_GIVEN PASSAGE_
↓↓↓
Shaw became for me a kind of god. I considered that he was not only the greatest English writer of his time (I still think that), but the greatest English writer of all time (and I am not sure that I don't still think that too). Performances of his plays put me almost beside myself with intellectual excitement. I remember that I had to leave the theatre the first time I saw Fanny's First Play - I was too excited to sit still in my seat-and, when I first met him in the flesh at a luncheon party at Oxford given by Sir Gilbert Murray, I felt like a third-rate curate meeting an incarnation of his deity. I trembled at the knees, sweated at the palm, and my tongue was so dry that I could not speak.

As the influence of Shaw was chiefly responsible for my becoming what it is customary to call an "intellectual", I shall try to indicate what the main factors in that influence were. I do not mean that I am going to enumerate the main points of Shaw's teaching - it is conceivable that he might repudiate much of what I shall say - I want to describe only what chiefly came home to me. As he would put it himself, what I got from him was the nearest thing to his doctrine of which my mind and temperament were capable.
↑↑↑
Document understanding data
↓↓↓
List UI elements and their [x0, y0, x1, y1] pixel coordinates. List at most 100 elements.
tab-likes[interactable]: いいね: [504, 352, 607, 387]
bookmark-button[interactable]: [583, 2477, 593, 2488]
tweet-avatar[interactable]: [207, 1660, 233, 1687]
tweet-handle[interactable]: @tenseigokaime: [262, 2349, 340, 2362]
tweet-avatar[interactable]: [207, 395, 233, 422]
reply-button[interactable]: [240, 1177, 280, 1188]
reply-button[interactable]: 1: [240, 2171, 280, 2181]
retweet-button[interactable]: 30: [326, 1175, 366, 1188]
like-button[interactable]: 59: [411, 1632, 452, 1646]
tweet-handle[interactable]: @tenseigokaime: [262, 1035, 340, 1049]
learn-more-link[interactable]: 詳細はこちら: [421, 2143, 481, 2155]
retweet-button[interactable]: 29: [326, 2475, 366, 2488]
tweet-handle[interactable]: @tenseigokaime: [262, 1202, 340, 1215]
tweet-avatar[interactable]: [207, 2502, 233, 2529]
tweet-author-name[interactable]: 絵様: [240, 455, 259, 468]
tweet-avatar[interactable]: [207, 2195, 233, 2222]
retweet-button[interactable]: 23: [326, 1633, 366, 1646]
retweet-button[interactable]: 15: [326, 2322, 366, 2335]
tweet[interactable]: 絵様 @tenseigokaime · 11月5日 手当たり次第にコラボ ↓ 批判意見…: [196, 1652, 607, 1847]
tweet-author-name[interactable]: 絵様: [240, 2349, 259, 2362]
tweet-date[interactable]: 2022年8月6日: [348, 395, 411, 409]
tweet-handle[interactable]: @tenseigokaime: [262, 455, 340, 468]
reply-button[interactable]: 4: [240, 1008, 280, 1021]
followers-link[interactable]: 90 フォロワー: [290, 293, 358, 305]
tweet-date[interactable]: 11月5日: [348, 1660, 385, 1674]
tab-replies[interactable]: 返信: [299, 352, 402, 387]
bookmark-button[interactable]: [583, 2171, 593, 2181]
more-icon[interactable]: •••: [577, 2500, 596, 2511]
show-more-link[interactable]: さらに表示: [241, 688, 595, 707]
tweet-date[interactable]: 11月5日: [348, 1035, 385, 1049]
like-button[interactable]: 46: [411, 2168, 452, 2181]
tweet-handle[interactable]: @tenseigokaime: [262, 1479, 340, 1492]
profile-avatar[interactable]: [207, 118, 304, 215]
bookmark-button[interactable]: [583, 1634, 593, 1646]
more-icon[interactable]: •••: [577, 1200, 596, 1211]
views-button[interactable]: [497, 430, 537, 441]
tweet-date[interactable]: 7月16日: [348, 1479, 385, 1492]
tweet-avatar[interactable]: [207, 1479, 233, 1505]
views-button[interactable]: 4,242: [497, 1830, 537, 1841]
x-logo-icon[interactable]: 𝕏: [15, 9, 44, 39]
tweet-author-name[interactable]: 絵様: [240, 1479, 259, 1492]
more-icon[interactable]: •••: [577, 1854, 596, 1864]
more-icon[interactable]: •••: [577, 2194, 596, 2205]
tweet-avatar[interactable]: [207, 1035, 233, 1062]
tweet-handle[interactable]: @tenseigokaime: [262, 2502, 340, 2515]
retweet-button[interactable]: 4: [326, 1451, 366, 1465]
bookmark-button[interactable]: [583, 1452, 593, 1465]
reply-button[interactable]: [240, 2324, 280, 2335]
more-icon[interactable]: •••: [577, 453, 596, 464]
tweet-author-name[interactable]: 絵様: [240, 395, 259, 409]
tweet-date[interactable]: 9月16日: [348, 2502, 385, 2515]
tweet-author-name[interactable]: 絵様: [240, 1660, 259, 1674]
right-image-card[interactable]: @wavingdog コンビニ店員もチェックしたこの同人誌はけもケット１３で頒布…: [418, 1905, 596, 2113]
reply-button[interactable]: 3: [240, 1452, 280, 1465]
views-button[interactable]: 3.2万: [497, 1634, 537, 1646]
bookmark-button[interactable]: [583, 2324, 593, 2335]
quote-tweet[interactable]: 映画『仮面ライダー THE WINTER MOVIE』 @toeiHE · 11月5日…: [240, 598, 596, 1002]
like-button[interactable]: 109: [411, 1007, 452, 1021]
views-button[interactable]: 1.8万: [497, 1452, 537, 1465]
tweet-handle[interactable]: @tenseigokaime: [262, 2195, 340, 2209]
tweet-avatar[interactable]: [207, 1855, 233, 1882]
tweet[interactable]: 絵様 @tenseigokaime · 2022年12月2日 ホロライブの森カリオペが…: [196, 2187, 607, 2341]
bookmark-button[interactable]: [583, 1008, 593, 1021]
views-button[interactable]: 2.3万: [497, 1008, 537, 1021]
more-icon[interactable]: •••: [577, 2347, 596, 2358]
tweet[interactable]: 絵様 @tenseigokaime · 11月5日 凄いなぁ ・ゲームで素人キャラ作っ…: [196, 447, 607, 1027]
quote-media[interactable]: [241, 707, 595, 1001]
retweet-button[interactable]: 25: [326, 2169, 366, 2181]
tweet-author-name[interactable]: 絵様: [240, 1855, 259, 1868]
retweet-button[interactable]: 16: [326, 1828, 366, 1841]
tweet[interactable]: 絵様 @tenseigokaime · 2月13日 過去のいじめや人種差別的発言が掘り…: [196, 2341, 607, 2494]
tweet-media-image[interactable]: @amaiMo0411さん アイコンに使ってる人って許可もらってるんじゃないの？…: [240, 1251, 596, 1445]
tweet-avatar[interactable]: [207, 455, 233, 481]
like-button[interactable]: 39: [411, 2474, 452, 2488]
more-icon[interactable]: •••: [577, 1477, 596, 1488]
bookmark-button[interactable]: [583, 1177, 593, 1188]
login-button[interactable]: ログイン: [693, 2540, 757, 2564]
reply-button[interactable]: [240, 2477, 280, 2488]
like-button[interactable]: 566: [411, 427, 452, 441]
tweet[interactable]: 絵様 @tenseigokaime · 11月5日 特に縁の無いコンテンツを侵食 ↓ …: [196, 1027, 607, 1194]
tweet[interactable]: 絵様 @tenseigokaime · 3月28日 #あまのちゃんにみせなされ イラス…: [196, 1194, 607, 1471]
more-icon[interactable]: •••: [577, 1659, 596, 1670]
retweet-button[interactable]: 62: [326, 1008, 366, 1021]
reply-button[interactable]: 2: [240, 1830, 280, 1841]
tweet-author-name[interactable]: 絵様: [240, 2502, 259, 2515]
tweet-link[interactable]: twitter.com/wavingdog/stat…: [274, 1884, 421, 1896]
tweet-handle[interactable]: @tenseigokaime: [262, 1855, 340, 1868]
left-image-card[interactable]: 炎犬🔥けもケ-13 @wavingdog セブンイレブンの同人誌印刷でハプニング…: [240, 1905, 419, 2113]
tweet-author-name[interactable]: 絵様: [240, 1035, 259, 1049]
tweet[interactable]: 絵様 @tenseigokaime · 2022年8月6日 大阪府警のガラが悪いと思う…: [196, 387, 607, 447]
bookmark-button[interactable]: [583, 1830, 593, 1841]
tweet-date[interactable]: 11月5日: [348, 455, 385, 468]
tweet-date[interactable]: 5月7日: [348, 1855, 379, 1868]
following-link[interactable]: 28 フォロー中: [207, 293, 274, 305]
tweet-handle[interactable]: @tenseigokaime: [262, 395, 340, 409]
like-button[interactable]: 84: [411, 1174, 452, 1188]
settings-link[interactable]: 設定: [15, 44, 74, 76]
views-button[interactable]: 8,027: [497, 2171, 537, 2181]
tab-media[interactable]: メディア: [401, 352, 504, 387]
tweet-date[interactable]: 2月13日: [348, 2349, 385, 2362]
↑↑↑
_TASK DETAILS_
Print out the section of the passage about Shaw starting with "As the influence" and going on through "temperament were capable.".

_SOLUTION TO THIS PROBLEM_
As the influence of Shaw was chiefly responsible for my becoming what it is customary to call an "intellectual", I shall try to indicate what the main factors in that influence were. I do not mean that I am going to enumerate the main points of Shaw's teaching - it is conceivable that he might repudiate much of what I shall say - I want to describe only what chiefly came home to me. As he would put it himself, what I got from him was the nearest thing to his doctrine of which my mind and temperament were capable.